Where a line in the listing contains the string "name", copy that line out.

-- Start --

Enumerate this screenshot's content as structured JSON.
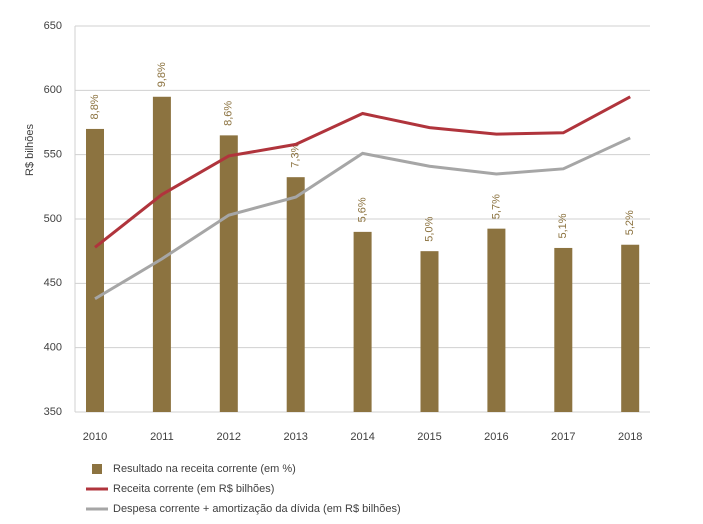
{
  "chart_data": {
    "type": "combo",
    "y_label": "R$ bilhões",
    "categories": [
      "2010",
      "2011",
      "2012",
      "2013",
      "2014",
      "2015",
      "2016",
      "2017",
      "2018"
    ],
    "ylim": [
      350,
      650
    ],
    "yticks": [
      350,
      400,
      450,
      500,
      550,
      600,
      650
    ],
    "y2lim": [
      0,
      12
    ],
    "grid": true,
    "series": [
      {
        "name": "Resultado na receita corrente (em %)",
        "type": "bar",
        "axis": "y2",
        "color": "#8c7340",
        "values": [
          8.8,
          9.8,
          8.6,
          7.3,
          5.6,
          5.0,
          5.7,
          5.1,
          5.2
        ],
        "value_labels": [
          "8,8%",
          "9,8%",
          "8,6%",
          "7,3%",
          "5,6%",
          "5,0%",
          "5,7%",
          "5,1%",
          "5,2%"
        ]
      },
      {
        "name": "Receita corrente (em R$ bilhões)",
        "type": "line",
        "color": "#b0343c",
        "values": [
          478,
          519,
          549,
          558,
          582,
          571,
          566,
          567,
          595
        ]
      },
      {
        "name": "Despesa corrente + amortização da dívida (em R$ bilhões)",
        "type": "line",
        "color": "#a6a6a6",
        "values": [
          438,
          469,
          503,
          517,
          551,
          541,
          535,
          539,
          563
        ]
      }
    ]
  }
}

-- End --

- **SOLUTION TO THIS TASK**:
        "name": "Resultado na receita corrente (em %)",
        "name": "Receita corrente (em R$ bilhões)",
        "name": "Despesa corrente + amortização da dívida (em R$ bilhões)",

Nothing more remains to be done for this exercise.